What you are asked to do: In the answer, every entry must appear exactly as given.

Dataset entries:
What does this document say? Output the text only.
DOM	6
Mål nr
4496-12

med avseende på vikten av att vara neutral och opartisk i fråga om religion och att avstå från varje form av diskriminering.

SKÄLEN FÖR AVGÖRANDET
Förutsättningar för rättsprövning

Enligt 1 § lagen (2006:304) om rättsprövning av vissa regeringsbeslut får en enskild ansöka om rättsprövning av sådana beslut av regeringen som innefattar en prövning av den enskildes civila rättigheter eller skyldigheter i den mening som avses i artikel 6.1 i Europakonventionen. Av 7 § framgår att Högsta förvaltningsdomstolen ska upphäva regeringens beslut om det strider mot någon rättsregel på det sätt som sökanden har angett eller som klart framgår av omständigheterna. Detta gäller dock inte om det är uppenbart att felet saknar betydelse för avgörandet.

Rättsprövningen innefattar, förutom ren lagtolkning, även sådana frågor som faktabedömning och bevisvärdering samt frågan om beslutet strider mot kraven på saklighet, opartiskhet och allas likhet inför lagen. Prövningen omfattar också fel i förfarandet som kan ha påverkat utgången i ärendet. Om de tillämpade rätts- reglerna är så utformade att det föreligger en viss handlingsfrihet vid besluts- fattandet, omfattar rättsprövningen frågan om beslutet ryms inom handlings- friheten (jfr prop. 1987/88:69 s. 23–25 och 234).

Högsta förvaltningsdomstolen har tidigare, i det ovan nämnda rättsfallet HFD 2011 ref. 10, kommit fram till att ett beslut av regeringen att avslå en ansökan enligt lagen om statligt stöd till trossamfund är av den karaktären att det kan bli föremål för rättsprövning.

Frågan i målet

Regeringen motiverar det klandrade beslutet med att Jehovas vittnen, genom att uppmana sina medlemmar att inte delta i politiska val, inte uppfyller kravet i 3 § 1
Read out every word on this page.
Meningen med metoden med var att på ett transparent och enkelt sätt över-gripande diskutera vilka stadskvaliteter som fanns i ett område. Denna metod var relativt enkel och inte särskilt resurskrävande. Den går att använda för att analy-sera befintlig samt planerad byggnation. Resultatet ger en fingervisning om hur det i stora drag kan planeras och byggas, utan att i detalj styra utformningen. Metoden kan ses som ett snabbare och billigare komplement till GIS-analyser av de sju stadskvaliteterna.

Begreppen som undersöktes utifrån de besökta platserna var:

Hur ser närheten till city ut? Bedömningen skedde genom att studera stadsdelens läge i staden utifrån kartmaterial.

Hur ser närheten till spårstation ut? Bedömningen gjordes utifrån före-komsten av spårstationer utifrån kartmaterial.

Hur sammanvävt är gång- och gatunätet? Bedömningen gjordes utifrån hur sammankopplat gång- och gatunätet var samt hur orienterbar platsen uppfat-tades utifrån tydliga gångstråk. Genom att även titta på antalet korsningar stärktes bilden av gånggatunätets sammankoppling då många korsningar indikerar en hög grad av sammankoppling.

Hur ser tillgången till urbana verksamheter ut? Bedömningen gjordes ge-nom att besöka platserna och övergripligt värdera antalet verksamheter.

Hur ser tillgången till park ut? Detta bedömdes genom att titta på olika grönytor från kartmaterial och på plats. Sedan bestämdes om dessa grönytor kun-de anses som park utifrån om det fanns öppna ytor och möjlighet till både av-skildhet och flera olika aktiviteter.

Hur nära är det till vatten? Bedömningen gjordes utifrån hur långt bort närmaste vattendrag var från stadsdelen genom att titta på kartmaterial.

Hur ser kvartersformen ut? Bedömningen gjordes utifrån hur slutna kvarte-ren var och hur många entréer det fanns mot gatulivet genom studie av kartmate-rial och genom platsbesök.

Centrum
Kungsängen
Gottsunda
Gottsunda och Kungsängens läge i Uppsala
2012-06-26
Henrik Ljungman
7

Exercise output:
What does this document say? Output the text only.
DOM	6
Mål nr
4496-12

med avseende på vikten av att vara neutral och opartisk i fråga om religion och att avstå från varje form av diskriminering.

SKÄLEN FÖR AVGÖRANDET
Förutsättningar för rättsprövning

Enligt 1 § lagen (2006:304) om rättsprövning av vissa regeringsbeslut får en enskild ansöka om rättsprövning av sådana beslut av regeringen som innefattar en prövning av den enskildes civila rättigheter eller skyldigheter i den mening som avses i artikel 6.1 i Europakonventionen. Av 7 § framgår att Högsta förvaltningsdomstolen ska upphäva regeringens beslut om det strider mot någon rättsregel på det sätt som sökanden har angett eller som klart framgår av omständigheterna. Detta gäller dock inte om det är uppenbart att felet saknar betydelse för avgörandet.

Rättsprövningen innefattar, förutom ren lagtolkning, även sådana frågor som faktabedömning och bevisvärdering samt frågan om beslutet strider mot kraven på saklighet, opartiskhet och allas likhet inför lagen. Prövningen omfattar också fel i förfarandet som kan ha påverkat utgången i ärendet. Om de tillämpade rätts- reglerna är så utformade att det föreligger en viss handlingsfrihet vid besluts- fattandet, omfattar rättsprövningen frågan om beslutet ryms inom handlings- friheten (jfr prop. 1987/88:69 s. 23–25 och 234).

Högsta förvaltningsdomstolen har tidigare, i det ovan nämnda rättsfallet HFD 2011 ref. 10, kommit fram till att ett beslut av regeringen att avslå en ansökan enligt lagen om statligt stöd till trossamfund är av den karaktären att det kan bli föremål för rättsprövning.

Frågan i målet

Regeringen motiverar det klandrade beslutet med att Jehovas vittnen, genom att uppmana sina medlemmar att inte delta i politiska val, inte uppfyller kravet i 3 § 1
Read out every word on this page.
Meningen med metoden med var att på ett transparent och enkelt sätt över-gripande diskutera vilka stadskvaliteter som fanns i ett område. Denna metod var relativt enkel och inte särskilt resurskrävande. Den går att använda för att analy-sera befintlig samt planerad byggnation. Resultatet ger en fingervisning om hur det i stora drag kan planeras och byggas, utan att i detalj styra utformningen. Metoden kan ses som ett snabbare och billigare komplement till GIS-analyser av de sju stadskvaliteterna.

Begreppen som undersöktes utifrån de besökta platserna var:

Hur ser närheten till city ut? Bedömningen skedde genom att studera stadsdelens läge i staden utifrån kartmaterial.

Hur ser närheten till spårstation ut? Bedömningen gjordes utifrån före-komsten av spårstationer utifrån kartmaterial.

Hur sammanvävt är gång- och gatunätet? Bedömningen gjordes utifrån hur sammankopplat gång- och gatunätet var samt hur orienterbar platsen uppfat-tades utifrån tydliga gångstråk. Genom att även titta på antalet korsningar stärktes bilden av gånggatunätets sammankoppling då många korsningar indikerar en hög grad av sammankoppling.

Hur ser tillgången till urbana verksamheter ut? Bedömningen gjordes ge-nom att besöka platserna och övergripligt värdera antalet verksamheter.

Hur ser tillgången till park ut? Detta bedömdes genom att titta på olika grönytor från kartmaterial och på plats. Sedan bestämdes om dessa grönytor kun-de anses som park utifrån om det fanns öppna ytor och möjlighet till både av-skildhet och flera olika aktiviteter.

Hur nära är det till vatten? Bedömningen gjordes utifrån hur långt bort närmaste vattendrag var från stadsdelen genom att titta på kartmaterial.

Hur ser kvartersformen ut? Bedömningen gjordes utifrån hur slutna kvarte-ren var och hur många entréer det fanns mot gatulivet genom studie av kartmate-rial och genom platsbesök.

Centrum
Kungsängen
Gottsunda
Gottsunda och Kungsängens läge i Uppsala
2012-06-26
Henrik Ljungman
7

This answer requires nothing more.